Identify the lines that contain the string "plain" and copy all of them.

(Stored items)
▼▼▼
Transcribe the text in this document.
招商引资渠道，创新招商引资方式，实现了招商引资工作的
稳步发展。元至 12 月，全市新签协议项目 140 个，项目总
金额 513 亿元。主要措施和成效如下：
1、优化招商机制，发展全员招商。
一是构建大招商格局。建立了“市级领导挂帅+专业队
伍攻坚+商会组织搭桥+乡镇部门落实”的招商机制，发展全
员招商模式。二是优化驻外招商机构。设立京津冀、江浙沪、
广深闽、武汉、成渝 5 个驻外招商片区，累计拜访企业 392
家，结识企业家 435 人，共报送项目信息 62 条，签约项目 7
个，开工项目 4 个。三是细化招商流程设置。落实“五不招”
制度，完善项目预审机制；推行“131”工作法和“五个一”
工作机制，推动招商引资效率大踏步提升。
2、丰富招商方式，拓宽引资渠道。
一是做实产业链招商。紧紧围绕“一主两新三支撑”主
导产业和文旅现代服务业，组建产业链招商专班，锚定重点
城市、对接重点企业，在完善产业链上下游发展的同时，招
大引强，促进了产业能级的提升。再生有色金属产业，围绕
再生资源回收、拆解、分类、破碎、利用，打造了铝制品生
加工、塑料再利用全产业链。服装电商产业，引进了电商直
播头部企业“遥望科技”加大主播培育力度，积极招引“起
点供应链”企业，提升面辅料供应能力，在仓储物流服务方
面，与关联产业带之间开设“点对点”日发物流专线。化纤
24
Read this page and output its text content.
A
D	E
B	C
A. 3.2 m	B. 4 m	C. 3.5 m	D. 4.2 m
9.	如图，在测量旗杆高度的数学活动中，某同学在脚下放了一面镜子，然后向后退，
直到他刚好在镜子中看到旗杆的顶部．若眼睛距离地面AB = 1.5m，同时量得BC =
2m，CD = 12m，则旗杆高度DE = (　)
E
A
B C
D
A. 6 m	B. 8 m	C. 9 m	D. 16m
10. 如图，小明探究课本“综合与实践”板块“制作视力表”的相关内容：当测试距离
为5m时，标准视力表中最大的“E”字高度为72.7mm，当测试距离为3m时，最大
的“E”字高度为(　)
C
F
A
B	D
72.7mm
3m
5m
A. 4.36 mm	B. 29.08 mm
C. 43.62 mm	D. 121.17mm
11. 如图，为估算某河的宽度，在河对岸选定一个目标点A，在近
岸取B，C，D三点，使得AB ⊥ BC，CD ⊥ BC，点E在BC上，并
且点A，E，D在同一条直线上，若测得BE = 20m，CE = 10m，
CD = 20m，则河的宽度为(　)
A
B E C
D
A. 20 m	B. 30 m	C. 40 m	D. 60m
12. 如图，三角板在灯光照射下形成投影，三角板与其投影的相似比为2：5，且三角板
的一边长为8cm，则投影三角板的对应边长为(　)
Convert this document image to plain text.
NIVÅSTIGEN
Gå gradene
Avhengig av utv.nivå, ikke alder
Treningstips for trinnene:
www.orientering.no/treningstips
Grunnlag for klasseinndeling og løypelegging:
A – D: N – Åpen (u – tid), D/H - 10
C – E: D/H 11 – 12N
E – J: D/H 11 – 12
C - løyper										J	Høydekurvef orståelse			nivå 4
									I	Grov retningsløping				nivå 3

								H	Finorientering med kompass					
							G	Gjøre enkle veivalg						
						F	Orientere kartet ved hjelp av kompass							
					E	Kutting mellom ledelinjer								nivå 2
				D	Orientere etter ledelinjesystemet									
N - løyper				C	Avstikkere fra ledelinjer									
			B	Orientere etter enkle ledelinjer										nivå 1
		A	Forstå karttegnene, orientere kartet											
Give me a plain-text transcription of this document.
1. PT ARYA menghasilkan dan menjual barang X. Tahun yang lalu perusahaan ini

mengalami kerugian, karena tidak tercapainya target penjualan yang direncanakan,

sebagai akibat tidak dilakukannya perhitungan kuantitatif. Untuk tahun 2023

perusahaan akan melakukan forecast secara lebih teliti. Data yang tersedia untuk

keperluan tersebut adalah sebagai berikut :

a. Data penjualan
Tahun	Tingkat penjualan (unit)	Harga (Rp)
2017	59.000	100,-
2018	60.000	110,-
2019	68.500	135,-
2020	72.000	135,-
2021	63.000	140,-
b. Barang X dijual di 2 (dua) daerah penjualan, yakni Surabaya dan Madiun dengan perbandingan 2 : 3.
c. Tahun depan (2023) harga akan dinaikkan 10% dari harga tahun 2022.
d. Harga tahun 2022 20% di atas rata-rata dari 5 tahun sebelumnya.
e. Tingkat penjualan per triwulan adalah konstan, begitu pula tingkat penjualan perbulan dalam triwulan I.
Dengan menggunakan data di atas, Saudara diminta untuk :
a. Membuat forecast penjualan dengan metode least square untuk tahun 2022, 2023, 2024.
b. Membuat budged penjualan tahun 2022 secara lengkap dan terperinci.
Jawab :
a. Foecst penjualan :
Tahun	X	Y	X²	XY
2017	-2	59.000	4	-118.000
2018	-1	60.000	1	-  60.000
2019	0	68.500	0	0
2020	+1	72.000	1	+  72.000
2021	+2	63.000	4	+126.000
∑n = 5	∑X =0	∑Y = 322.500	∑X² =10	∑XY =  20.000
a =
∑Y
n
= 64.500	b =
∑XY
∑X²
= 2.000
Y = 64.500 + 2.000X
▲▲▲
SOLUTION TO THIS PROBLEM —
Convert this document image to plain text.
Give me a plain-text transcription of this document.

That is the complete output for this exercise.